■ Your instructions: Leave out the pictures and copy the remaining records exactly.

■ Supplied records:
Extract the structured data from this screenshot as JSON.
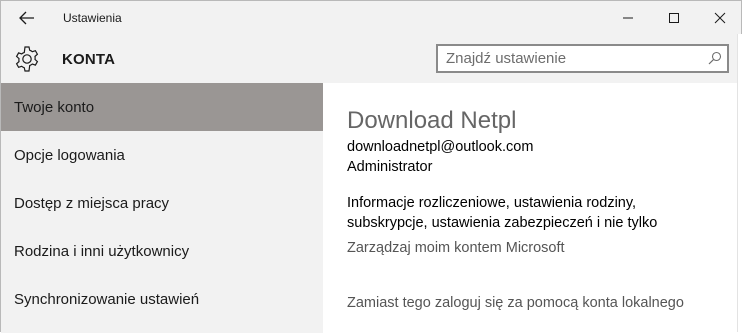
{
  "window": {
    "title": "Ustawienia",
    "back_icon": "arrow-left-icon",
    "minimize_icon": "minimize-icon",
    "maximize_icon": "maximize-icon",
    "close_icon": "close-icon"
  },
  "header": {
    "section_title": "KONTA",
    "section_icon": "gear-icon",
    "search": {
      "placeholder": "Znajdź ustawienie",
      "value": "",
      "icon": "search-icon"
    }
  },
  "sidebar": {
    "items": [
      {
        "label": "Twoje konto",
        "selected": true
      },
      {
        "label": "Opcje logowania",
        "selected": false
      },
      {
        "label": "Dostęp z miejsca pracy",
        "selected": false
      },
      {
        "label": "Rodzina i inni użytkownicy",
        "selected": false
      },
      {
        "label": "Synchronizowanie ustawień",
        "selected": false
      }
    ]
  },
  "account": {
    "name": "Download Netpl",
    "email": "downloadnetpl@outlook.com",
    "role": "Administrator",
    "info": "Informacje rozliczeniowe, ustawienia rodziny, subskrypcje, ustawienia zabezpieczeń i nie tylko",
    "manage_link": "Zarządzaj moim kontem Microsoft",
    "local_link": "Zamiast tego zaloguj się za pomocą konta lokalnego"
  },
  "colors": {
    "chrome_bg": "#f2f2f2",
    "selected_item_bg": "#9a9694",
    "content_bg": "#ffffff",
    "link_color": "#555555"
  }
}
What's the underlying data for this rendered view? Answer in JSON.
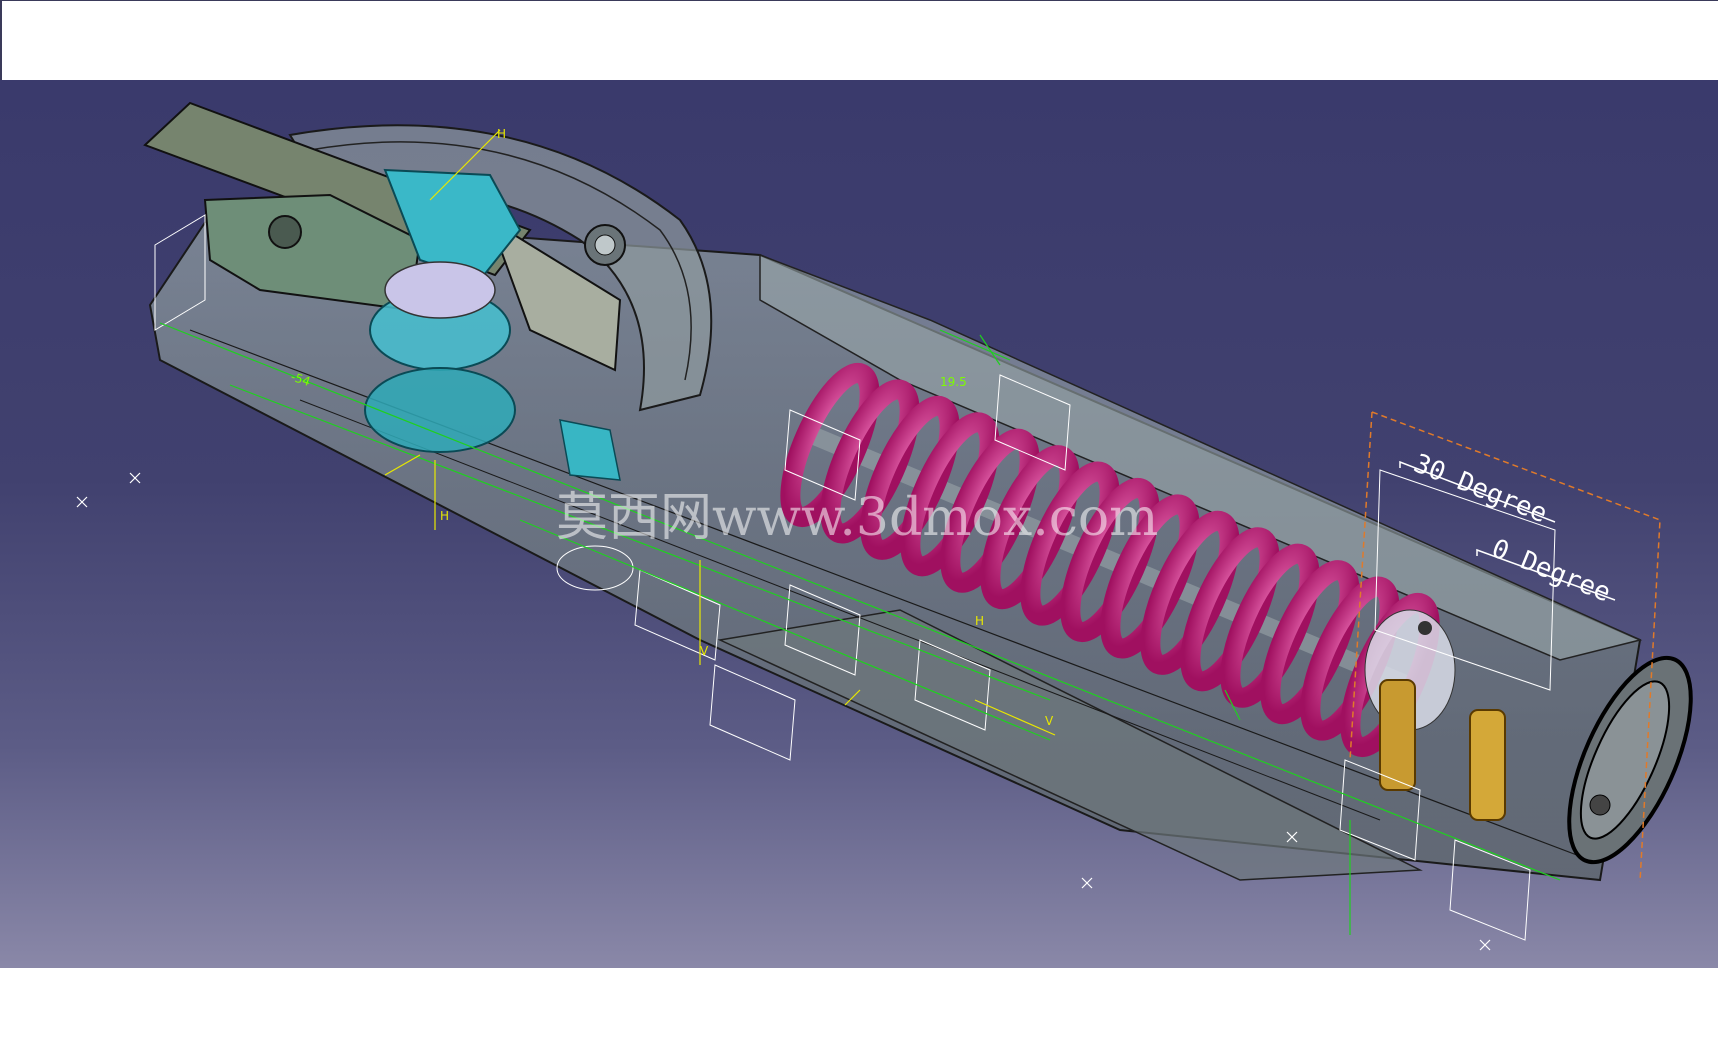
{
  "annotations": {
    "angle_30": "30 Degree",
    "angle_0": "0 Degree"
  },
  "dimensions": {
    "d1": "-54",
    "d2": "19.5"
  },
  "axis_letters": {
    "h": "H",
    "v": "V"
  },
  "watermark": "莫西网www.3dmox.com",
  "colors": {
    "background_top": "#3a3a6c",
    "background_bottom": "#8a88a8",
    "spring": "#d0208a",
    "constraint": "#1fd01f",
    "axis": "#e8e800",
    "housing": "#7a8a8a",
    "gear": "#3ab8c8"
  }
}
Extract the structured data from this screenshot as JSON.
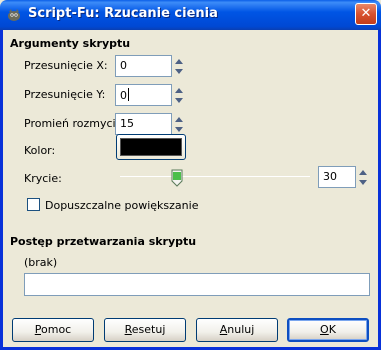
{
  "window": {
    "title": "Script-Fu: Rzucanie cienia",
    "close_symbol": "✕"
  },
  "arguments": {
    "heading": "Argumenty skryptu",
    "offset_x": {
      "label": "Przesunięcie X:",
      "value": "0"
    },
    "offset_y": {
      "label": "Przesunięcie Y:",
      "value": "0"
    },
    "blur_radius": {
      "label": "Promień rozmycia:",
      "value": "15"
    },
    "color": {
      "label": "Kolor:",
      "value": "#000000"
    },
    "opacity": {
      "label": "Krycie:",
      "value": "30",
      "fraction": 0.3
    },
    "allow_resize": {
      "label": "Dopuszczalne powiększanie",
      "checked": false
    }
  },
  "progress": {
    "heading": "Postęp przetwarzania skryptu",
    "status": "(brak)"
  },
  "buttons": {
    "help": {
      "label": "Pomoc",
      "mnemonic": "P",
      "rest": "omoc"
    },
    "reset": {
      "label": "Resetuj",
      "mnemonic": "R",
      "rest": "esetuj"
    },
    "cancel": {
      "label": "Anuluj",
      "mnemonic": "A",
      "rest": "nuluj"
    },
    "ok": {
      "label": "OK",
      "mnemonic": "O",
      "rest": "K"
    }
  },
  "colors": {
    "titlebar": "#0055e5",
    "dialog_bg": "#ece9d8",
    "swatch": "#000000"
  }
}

■ Solved problem:
Extract the structured data from this screenshot as JSON.
{
  "window": {
    "title": "Ustawienia",
    "back_icon": "arrow-left-icon",
    "minimize_icon": "minimize-icon",
    "maximize_icon": "maximize-icon",
    "close_icon": "close-icon"
  },
  "header": {
    "section_title": "KONTA",
    "section_icon": "gear-icon",
    "search": {
      "placeholder": "Znajdź ustawienie",
      "value": "",
      "icon": "search-icon"
    }
  },
  "sidebar": {
    "items": [
      {
        "label": "Twoje konto",
        "selected": true
      },
      {
        "label": "Opcje logowania",
        "selected": false
      },
      {
        "label": "Dostęp z miejsca pracy",
        "selected": false
      },
      {
        "label": "Rodzina i inni użytkownicy",
        "selected": false
      },
      {
        "label": "Synchronizowanie ustawień",
        "selected": false
      }
    ]
  },
  "account": {
    "name": "Download Netpl",
    "email": "downloadnetpl@outlook.com",
    "role": "Administrator",
    "info": "Informacje rozliczeniowe, ustawienia rodziny, subskrypcje, ustawienia zabezpieczeń i nie tylko",
    "manage_link": "Zarządzaj moim kontem Microsoft",
    "local_link": "Zamiast tego zaloguj się za pomocą konta lokalnego"
  },
  "colors": {
    "chrome_bg": "#f2f2f2",
    "selected_item_bg": "#9a9694",
    "content_bg": "#ffffff",
    "link_color": "#555555"
  }
}
What's the underlying data for this rendered view? Answer in JSON.
{
  "annotations": {
    "angle_30": "30 Degree",
    "angle_0": "0 Degree"
  },
  "dimensions": {
    "d1": "-54",
    "d2": "19.5"
  },
  "axis_letters": {
    "h": "H",
    "v": "V"
  },
  "watermark": "莫西网www.3dmox.com",
  "colors": {
    "background_top": "#3a3a6c",
    "background_bottom": "#8a88a8",
    "spring": "#d0208a",
    "constraint": "#1fd01f",
    "axis": "#e8e800",
    "housing": "#7a8a8a",
    "gear": "#3ab8c8"
  }
}
Extract the structured data from this screenshot as JSON.
{
  "window": {
    "title": "Script-Fu: Rzucanie cienia",
    "close_symbol": "✕"
  },
  "arguments": {
    "heading": "Argumenty skryptu",
    "offset_x": {
      "label": "Przesunięcie X:",
      "value": "0"
    },
    "offset_y": {
      "label": "Przesunięcie Y:",
      "value": "0"
    },
    "blur_radius": {
      "label": "Promień rozmycia:",
      "value": "15"
    },
    "color": {
      "label": "Kolor:",
      "value": "#000000"
    },
    "opacity": {
      "label": "Krycie:",
      "value": "30",
      "fraction": 0.3
    },
    "allow_resize": {
      "label": "Dopuszczalne powiększanie",
      "checked": false
    }
  },
  "progress": {
    "heading": "Postęp przetwarzania skryptu",
    "status": "(brak)"
  },
  "buttons": {
    "help": {
      "label": "Pomoc",
      "mnemonic": "P",
      "rest": "omoc"
    },
    "reset": {
      "label": "Resetuj",
      "mnemonic": "R",
      "rest": "esetuj"
    },
    "cancel": {
      "label": "Anuluj",
      "mnemonic": "A",
      "rest": "nuluj"
    },
    "ok": {
      "label": "OK",
      "mnemonic": "O",
      "rest": "K"
    }
  },
  "colors": {
    "titlebar": "#0055e5",
    "dialog_bg": "#ece9d8",
    "swatch": "#000000"
  }
}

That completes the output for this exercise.